---------- EXERCISE TEXT
During the monsoon, the lake can swell to as much as five times its dry-season size. Communities along its edges must be mobile, relocating as water levels rise and fall. Ethnic groups, including those with Vietnamese heritage and Khmer Muslim Chams, live in stilt houses or floating homes adapted to these conditions.

Many Khmer people live in stilt houses on Tonle Sap near Kampong Chhnang. (Image by David Bowden)

Scientists suggest that Tonle Sap is the world’s most productive freshwater ecosystem, even more so than the Amazon River. Trees within the lake’s flooded forests aren’t only spawning grounds for fish; they’re also a wildlife habitat, especially for birds, which roost and feed here.

Kampong Chhnang is the principal town, strategically located at the lake’s eastern end. It’s a bustling market town where people get on and off ferry boats that head across the lake to Siem Reap. We alighted to visit a rural pottery works, a sugar palm farm, and the atmospheric market.

(L) Passengers can cycle or use a tuk-tuk to discover rural Cambodia; (R) The cruise through Cambodia stops along the way to admire rural activities like obtaining palm sugar (Images by Bowden).

The town is renowned for its pottery, used to make water containers and cooking pots. The sugar palm is another important resource providing material for hats, thatching, and palm sugar. We admired a farmer climbing a palm to collect the sap, which was then heated to make syrup or crystalline blocks similar to gula Melaka.

Passing through Phnom Penh

Phnom Penh has developed rapidly since peace was restored in 1991. The Royal Palace and National Museum were our principal stops in the morning.

The Silver Pagoda in the Royal Palace is a highlight of a Phnom Penh tour. (Image by David Bowden)

Phnom Penh sits at the confluence of the Tonle Sap, Bassac, and Mekong Rivers. The Mekong, first mapped in 1866, flows for 4,350 km from the Tibetan Plateau, through the Yunnan Highlands, and to its delta and the East Sea.

Crossing into Vietnam

Early on day five, we completed Vietnamese entry formalities while enjoying another sumptuous breakfast prepared by the chefs. We then rode the cable car up Sam Mountain to admire the river and the agricultural lands of both countries.

After lunch, we visited the Tra Su Forest for a boat journey, paddling through the flooded forest where birds roost. Evenings were reserved for relaxed drinks on the sun deck, followed by three-course dinners.

The cruise revealed two distinct worlds: sleepy rural Cambodia and the bustling economic life of riverine Vietnam. Markets such as Sa Dec, which we reached on day six, are lively and focused on fresh produce. In the late morning, we joined a cooking class at a village restaurant. Spring rolls and Vietnamese pancakes were prepared and eaten before we set off on a cycling and kayaking excursion.

One of the side trips in Vietnam involves kayaking along a floating market near Cai Be. (Image by David Bowden)

On day seven, we woke on the river near the busy Mekong Delta city of My Tho. Even at sunrise, the water was crowded with boats of all types. At Thoi Son Island, we sampled local fruits before continuing by sampan along a canal lined with nipa palm.
--------------------
---------- DATA SUPPLIED
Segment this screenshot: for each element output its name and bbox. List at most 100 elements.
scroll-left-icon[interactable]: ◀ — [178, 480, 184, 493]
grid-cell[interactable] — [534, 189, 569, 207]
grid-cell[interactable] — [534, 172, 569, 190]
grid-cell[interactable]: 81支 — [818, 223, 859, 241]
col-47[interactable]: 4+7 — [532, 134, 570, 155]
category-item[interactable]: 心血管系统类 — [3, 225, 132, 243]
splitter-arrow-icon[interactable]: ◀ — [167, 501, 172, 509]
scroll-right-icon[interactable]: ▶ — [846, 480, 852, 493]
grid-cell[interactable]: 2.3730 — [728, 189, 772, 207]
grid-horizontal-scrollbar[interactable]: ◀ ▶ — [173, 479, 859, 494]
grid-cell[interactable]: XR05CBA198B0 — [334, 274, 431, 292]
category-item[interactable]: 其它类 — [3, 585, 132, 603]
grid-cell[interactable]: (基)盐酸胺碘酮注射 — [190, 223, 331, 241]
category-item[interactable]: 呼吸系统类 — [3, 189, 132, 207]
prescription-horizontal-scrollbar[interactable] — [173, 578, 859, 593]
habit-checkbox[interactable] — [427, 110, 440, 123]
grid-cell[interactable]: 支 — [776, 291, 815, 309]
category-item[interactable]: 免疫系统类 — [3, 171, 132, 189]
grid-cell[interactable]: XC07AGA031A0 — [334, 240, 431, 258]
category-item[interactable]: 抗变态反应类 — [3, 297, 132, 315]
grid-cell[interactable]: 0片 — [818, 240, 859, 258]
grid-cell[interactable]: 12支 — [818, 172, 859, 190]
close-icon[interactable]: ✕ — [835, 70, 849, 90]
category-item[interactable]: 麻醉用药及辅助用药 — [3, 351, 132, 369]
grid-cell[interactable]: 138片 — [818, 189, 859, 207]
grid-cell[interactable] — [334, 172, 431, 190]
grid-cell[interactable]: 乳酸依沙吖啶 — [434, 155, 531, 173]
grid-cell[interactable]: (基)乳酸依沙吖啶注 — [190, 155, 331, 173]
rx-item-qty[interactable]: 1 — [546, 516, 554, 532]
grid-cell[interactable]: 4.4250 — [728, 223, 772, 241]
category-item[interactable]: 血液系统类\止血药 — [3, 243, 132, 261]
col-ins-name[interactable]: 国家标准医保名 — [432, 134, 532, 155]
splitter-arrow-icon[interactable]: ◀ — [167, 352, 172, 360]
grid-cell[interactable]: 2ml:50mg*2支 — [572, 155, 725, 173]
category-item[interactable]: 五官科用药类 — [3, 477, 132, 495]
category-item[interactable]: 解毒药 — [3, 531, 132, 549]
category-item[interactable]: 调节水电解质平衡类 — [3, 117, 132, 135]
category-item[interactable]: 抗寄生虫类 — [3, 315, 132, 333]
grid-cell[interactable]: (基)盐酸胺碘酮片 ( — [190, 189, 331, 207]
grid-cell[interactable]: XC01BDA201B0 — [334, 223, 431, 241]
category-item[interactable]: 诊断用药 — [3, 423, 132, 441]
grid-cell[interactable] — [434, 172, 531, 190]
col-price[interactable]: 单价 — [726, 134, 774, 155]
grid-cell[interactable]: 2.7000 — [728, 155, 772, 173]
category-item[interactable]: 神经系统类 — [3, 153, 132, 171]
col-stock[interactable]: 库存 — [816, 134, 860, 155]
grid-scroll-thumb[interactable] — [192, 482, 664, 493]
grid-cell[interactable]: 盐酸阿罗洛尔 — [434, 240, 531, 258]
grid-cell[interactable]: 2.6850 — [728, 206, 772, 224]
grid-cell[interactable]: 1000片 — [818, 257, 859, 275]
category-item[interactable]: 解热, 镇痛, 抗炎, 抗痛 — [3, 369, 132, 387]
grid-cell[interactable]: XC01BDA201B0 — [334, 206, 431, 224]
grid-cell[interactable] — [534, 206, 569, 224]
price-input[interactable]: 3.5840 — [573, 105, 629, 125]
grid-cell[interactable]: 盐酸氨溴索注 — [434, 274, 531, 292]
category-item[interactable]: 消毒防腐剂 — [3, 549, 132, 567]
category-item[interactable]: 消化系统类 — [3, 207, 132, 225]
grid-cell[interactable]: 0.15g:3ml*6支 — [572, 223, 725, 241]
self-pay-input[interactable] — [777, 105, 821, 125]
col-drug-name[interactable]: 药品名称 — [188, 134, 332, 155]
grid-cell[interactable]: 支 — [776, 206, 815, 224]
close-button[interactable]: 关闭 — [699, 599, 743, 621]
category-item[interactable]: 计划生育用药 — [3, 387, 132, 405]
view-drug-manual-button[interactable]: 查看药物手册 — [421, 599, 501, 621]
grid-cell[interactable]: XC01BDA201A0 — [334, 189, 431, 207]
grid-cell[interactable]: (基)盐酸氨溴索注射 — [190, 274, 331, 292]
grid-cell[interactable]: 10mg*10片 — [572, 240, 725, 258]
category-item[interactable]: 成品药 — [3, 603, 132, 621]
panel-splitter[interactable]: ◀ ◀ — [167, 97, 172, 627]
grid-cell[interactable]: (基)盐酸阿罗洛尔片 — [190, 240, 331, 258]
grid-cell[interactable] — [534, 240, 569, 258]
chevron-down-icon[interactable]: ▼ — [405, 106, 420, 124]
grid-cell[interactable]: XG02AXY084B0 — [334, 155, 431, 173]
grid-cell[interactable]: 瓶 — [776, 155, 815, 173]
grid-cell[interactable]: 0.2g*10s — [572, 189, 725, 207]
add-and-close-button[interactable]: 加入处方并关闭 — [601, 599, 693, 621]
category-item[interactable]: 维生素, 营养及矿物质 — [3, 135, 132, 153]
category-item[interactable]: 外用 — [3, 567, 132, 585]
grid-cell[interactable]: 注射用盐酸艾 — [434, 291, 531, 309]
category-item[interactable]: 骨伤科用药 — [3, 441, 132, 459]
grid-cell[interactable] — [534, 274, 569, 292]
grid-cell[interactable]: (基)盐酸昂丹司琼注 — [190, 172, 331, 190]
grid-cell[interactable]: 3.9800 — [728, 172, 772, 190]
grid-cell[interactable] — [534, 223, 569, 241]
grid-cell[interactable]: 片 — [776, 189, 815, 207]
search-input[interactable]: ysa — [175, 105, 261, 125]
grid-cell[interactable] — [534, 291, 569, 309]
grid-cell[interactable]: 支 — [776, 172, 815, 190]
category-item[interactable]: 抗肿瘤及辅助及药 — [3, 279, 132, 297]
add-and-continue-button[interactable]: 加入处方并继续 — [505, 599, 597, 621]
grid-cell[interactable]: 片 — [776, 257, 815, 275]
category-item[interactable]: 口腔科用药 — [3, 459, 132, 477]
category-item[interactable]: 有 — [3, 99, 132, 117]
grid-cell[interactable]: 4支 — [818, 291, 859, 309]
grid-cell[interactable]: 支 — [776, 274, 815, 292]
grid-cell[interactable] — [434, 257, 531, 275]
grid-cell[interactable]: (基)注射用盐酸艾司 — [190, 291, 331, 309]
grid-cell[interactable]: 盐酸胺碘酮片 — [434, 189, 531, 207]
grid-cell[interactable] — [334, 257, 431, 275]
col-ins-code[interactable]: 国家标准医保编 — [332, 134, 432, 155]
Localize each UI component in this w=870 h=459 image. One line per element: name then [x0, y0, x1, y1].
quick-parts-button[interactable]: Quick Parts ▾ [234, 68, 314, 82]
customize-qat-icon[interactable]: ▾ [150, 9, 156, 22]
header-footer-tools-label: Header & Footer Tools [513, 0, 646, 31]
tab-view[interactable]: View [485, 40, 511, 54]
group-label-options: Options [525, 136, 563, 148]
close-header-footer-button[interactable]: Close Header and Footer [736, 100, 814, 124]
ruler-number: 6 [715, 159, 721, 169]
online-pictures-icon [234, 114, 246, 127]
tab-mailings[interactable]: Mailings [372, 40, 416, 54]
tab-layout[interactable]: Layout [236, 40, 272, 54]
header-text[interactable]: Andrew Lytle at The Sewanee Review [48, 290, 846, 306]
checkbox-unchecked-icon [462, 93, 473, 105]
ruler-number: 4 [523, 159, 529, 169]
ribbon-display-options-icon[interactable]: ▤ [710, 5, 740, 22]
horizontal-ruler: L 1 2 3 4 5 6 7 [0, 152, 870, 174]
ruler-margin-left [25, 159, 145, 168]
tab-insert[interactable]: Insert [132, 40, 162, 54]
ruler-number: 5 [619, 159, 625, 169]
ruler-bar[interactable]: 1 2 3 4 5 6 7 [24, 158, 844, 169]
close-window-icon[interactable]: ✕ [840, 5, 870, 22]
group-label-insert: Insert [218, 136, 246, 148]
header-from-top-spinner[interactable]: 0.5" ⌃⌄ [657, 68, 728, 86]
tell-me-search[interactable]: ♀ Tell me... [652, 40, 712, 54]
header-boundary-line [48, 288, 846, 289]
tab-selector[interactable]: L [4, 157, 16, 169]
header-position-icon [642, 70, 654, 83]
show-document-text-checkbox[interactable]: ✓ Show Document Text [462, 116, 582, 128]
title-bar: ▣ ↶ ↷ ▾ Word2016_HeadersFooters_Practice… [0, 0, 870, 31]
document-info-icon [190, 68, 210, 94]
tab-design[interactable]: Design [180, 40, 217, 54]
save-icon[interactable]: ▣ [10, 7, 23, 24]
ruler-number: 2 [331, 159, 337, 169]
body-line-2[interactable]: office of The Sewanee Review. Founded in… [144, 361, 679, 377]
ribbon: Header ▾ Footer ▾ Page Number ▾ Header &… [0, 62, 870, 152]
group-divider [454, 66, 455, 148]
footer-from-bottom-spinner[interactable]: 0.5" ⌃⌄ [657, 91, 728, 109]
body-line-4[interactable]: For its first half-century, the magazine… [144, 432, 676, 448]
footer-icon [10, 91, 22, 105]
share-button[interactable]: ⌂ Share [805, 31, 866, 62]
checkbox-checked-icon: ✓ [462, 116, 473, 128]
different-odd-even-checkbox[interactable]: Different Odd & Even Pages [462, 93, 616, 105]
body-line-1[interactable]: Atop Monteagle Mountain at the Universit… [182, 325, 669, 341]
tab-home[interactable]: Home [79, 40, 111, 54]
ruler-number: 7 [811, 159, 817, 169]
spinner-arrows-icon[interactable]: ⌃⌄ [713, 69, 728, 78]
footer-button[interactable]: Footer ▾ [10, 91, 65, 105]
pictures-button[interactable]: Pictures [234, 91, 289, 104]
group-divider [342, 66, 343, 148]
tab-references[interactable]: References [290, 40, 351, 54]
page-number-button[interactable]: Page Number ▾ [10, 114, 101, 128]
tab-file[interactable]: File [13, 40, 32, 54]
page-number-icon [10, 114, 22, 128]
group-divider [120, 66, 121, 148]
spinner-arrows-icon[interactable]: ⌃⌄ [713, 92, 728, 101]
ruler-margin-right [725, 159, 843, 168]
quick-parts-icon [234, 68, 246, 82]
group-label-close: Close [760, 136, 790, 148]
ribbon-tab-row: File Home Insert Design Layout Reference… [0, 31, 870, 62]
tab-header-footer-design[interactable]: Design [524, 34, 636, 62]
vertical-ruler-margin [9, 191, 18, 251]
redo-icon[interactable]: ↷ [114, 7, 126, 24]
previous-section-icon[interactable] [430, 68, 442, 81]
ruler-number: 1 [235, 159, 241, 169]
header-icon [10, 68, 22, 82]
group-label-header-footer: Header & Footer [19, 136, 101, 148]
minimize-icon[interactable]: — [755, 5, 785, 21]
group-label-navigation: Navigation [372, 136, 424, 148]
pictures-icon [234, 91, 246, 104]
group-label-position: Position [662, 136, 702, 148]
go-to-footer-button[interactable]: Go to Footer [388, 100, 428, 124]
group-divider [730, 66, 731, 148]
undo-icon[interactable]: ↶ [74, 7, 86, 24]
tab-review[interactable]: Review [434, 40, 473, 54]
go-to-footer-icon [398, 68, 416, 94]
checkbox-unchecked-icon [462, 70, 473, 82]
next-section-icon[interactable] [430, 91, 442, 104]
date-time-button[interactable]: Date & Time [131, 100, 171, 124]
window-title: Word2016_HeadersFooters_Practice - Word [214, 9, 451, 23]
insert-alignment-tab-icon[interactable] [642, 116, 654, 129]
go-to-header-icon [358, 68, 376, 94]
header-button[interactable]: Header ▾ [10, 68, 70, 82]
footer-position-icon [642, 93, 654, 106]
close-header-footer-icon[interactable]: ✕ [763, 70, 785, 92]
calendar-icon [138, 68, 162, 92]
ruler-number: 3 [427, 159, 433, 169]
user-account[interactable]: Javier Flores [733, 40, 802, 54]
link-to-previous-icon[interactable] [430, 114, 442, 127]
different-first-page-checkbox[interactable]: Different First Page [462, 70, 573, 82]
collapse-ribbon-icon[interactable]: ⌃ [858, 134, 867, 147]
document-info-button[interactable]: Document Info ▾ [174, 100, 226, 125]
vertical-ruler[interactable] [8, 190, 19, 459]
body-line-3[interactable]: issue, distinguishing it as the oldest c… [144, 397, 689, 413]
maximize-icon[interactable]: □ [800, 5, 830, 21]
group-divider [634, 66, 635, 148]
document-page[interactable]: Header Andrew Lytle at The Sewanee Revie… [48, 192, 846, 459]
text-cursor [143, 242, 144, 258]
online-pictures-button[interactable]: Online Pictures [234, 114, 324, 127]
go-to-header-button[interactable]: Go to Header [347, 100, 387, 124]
--------------------
According to the cruise text, which rivers meet at Phnom Penh? List them all. Rely only on the cruise text, not on the material.

Tonle Sap, Bassac, Mekong